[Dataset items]

******************************

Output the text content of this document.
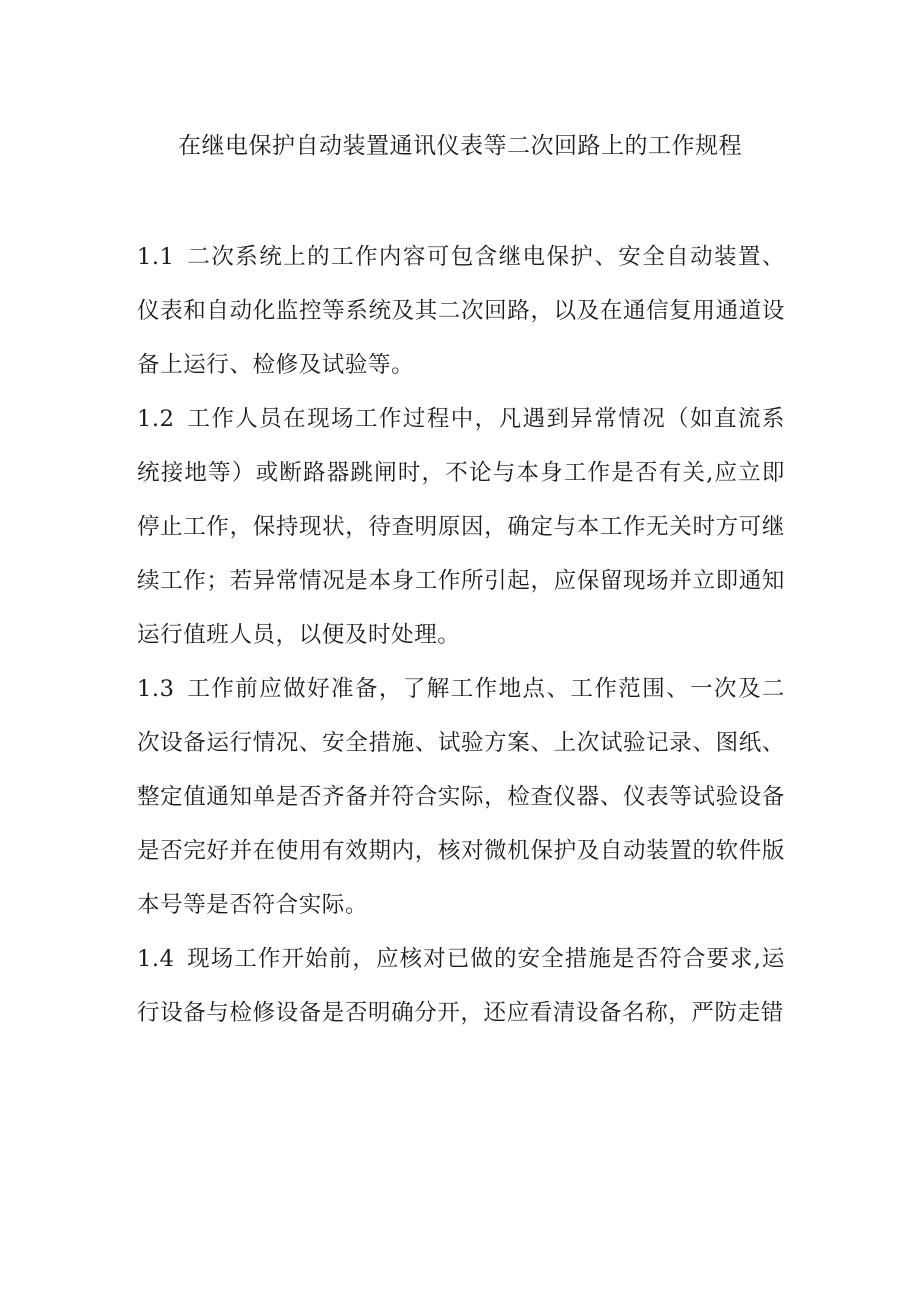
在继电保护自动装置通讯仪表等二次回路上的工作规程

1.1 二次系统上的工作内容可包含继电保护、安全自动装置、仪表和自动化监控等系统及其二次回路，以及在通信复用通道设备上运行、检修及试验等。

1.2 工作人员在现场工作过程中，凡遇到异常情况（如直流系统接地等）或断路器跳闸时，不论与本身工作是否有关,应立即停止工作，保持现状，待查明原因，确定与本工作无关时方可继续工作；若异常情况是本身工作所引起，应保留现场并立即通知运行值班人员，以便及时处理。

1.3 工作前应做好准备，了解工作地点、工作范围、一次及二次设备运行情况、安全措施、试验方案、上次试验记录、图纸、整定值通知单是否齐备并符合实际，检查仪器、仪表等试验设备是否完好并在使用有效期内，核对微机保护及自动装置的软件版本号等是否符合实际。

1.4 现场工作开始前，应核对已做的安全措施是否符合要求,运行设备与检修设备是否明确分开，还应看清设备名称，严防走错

******************************

• TASK TO COMPLETE: Restate the data above word for word. Skip every picture.

• TASK OUTPUT:
Output the text content of this document.
在继电保护自动装置通讯仪表等二次回路上的工作规程

1.1 二次系统上的工作内容可包含继电保护、安全自动装置、仪表和自动化监控等系统及其二次回路，以及在通信复用通道设备上运行、检修及试验等。

1.2 工作人员在现场工作过程中，凡遇到异常情况（如直流系统接地等）或断路器跳闸时，不论与本身工作是否有关,应立即停止工作，保持现状，待查明原因，确定与本工作无关时方可继续工作；若异常情况是本身工作所引起，应保留现场并立即通知运行值班人员，以便及时处理。

1.3 工作前应做好准备，了解工作地点、工作范围、一次及二次设备运行情况、安全措施、试验方案、上次试验记录、图纸、整定值通知单是否齐备并符合实际，检查仪器、仪表等试验设备是否完好并在使用有效期内，核对微机保护及自动装置的软件版本号等是否符合实际。

1.4 现场工作开始前，应核对已做的安全措施是否符合要求,运行设备与检修设备是否明确分开，还应看清设备名称，严防走错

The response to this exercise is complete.